Where a line holds "Müdürlükleri", copy it.

## start Records for the exercise

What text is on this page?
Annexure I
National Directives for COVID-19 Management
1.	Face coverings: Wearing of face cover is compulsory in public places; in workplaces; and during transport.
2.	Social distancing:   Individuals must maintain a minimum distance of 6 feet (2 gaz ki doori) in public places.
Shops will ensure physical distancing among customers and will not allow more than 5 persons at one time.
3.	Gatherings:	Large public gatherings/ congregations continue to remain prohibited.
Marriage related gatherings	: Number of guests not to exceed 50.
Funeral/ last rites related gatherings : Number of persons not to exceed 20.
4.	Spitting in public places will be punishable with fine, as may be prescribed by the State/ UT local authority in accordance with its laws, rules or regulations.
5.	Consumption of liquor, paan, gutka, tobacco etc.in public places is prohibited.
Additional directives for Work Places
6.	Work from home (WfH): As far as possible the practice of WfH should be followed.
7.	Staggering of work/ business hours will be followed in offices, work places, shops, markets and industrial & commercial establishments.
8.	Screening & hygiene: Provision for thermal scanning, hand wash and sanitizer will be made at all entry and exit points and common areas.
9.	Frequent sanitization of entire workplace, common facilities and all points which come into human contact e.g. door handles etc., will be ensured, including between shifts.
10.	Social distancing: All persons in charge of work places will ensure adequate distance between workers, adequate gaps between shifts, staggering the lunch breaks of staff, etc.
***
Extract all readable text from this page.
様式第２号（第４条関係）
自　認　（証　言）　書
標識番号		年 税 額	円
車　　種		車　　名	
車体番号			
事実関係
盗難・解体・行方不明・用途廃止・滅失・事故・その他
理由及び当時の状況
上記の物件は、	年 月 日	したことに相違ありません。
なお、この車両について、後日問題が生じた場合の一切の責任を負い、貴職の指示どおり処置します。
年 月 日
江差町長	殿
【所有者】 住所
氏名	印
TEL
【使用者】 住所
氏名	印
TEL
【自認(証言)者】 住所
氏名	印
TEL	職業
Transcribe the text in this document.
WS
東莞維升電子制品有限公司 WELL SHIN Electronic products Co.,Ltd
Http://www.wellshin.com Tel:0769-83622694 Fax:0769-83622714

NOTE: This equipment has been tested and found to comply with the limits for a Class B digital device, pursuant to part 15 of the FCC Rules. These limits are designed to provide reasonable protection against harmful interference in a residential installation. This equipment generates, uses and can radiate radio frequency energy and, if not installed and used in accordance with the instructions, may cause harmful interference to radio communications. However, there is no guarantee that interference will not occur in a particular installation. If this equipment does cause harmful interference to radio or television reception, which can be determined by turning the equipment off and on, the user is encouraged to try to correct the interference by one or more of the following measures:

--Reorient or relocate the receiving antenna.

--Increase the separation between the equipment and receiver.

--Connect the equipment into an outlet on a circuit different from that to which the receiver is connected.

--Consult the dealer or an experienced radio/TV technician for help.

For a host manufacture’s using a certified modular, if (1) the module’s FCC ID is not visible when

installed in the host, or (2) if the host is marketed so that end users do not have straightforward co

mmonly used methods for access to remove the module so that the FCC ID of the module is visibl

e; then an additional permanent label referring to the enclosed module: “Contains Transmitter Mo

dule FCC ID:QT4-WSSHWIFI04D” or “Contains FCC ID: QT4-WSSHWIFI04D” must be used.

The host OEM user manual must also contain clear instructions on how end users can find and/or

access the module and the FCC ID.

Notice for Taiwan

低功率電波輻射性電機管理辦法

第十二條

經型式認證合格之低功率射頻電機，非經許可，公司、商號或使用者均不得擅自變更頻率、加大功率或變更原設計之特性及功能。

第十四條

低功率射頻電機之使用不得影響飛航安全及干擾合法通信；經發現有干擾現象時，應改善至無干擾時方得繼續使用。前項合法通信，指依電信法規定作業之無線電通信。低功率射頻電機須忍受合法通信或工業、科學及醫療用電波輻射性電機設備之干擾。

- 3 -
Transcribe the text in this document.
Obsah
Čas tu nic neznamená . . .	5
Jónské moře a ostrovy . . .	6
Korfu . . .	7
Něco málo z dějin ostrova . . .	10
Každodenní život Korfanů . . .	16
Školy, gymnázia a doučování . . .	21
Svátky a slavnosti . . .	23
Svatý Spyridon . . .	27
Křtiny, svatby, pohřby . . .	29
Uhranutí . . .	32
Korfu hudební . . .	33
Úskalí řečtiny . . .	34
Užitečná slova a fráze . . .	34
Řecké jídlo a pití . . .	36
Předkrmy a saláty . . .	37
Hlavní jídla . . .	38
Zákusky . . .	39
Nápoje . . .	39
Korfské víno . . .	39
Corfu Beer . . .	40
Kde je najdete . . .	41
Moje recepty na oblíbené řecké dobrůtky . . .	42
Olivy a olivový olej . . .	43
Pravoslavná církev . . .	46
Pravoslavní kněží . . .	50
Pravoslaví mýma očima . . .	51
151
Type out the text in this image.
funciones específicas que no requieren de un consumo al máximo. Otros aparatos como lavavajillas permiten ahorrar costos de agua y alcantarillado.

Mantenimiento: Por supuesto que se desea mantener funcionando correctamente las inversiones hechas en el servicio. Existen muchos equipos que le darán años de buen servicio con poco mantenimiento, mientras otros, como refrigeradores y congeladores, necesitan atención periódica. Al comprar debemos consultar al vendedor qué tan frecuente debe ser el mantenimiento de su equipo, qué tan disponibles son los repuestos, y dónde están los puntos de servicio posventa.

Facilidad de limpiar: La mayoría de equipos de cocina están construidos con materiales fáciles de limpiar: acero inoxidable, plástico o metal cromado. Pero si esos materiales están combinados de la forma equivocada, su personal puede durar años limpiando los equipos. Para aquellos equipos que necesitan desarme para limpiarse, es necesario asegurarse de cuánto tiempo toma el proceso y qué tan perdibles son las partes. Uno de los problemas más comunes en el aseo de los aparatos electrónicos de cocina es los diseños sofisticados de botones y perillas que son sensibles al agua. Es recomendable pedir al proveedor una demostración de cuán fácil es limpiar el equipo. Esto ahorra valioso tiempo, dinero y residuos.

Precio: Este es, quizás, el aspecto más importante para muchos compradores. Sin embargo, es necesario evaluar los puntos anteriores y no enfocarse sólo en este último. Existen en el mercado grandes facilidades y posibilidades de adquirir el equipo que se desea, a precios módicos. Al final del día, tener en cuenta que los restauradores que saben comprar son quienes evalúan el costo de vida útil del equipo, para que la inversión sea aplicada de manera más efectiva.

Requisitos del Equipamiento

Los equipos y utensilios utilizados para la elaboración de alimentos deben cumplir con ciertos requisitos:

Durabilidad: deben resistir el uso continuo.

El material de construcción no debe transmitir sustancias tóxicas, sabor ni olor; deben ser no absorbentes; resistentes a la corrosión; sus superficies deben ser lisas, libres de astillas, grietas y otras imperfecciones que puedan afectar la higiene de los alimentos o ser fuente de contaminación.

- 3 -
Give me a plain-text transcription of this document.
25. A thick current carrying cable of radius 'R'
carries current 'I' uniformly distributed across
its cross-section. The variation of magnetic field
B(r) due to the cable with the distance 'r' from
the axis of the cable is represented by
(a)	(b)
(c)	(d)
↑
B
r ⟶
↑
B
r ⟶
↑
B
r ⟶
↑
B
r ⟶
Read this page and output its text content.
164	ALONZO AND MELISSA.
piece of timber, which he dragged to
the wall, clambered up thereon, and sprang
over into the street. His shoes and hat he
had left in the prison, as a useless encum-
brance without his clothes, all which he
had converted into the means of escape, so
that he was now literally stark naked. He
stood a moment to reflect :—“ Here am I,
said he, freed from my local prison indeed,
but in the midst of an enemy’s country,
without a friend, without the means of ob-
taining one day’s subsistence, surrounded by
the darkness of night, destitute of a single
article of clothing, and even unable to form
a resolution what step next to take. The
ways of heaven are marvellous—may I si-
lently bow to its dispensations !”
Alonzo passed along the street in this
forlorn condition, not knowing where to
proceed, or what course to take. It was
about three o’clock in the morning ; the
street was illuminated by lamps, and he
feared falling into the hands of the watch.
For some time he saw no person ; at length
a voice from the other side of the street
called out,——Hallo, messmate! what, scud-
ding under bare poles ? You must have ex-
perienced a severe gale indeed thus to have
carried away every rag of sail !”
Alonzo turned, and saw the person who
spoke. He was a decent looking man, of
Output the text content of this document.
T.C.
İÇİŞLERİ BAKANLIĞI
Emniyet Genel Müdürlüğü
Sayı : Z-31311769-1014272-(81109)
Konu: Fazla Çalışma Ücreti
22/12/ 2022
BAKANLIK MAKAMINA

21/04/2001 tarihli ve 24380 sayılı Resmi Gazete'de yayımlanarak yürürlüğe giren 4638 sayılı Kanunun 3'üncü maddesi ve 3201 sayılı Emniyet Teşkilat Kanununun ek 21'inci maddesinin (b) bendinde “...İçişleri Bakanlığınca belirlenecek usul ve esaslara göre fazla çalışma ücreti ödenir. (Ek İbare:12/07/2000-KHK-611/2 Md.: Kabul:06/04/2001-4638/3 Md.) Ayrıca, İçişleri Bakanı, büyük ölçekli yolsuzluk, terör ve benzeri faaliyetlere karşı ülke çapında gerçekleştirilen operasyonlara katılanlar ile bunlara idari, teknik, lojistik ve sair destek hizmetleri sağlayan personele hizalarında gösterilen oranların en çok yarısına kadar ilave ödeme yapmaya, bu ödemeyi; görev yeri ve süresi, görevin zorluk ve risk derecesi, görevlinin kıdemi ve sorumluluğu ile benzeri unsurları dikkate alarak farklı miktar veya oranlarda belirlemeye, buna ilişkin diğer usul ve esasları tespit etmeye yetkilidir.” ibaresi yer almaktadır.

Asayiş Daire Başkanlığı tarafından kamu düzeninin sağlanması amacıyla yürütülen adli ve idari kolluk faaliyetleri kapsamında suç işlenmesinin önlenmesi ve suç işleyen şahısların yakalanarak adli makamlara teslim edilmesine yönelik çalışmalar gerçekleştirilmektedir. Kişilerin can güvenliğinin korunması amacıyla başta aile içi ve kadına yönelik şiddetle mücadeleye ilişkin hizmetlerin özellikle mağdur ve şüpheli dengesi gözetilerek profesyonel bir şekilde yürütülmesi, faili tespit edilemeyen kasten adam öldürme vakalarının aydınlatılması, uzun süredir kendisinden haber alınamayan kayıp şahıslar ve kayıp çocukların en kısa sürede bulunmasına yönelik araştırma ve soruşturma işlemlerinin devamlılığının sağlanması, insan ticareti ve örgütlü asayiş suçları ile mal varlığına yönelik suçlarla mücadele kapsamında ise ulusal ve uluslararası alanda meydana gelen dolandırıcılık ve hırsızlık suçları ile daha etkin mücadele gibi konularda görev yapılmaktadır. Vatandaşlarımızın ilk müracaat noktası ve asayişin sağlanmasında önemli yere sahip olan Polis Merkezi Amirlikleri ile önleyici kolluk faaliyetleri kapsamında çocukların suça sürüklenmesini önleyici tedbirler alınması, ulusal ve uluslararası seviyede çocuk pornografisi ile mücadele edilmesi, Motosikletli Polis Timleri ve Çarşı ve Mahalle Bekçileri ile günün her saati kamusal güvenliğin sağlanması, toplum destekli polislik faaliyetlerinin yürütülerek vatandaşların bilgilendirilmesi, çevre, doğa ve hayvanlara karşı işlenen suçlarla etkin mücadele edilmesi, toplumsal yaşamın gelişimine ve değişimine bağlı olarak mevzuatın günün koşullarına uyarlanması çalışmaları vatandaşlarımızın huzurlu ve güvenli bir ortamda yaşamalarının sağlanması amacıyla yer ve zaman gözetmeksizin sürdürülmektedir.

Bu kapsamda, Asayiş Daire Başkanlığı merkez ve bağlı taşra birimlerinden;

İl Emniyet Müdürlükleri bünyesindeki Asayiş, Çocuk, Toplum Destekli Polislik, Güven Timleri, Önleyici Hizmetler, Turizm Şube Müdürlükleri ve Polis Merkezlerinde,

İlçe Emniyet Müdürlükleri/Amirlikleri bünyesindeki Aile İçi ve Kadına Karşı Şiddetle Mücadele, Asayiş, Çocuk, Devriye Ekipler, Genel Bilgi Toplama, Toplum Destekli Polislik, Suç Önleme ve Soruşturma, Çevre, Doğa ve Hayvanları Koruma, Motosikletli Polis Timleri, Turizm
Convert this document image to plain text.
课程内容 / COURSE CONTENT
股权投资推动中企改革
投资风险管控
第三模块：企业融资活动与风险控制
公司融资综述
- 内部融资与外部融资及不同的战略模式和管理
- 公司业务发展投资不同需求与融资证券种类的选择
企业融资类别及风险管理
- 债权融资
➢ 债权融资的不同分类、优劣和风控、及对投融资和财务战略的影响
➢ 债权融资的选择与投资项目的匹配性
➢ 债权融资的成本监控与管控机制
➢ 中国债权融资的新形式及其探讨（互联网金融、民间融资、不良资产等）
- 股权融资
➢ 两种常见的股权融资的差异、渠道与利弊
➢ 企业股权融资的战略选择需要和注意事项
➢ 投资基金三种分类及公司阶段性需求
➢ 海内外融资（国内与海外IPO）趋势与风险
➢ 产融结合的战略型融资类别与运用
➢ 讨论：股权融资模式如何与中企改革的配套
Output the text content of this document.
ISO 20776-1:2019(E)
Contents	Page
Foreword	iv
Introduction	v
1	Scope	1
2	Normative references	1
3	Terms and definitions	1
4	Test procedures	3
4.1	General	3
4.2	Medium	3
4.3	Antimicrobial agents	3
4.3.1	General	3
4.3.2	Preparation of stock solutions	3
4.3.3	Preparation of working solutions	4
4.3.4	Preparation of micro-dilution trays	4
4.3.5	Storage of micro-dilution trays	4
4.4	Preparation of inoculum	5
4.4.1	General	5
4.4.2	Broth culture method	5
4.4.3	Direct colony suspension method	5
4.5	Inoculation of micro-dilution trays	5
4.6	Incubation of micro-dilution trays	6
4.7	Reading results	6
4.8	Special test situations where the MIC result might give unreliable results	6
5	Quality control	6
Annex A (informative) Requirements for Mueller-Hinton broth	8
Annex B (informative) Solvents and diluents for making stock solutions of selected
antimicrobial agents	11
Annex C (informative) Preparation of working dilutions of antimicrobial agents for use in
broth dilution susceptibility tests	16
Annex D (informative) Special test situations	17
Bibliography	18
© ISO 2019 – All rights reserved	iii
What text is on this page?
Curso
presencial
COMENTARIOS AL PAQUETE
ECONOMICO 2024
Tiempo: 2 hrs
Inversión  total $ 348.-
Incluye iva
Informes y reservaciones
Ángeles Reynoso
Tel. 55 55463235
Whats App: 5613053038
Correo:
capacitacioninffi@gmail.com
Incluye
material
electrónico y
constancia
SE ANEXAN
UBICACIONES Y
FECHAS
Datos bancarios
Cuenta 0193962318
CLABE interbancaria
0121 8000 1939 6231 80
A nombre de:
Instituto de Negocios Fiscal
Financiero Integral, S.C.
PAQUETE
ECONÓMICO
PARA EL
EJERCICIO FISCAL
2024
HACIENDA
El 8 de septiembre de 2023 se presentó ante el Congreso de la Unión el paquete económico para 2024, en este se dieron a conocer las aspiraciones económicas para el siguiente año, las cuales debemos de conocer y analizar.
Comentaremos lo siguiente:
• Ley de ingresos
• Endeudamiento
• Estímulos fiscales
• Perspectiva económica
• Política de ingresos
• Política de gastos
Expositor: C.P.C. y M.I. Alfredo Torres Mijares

## end Records for the exercise

Exercise response:
İl Emniyet Müdürlükleri bünyesindeki Asayiş, Çocuk, Toplum Destekli Polislik, Güven Timleri, Önleyici Hizmetler, Turizm Şube Müdürlükleri ve Polis Merkezlerinde,
İlçe Emniyet Müdürlükleri/Amirlikleri bünyesindeki Aile İçi ve Kadına Karşı Şiddetle Mücadele, Asayiş, Çocuk, Devriye Ekipler, Genel Bilgi Toplama, Toplum Destekli Polislik, Suç Önleme ve Soruşturma, Çevre, Doğa ve Hayvanları Koruma, Motosikletli Polis Timleri, Turizm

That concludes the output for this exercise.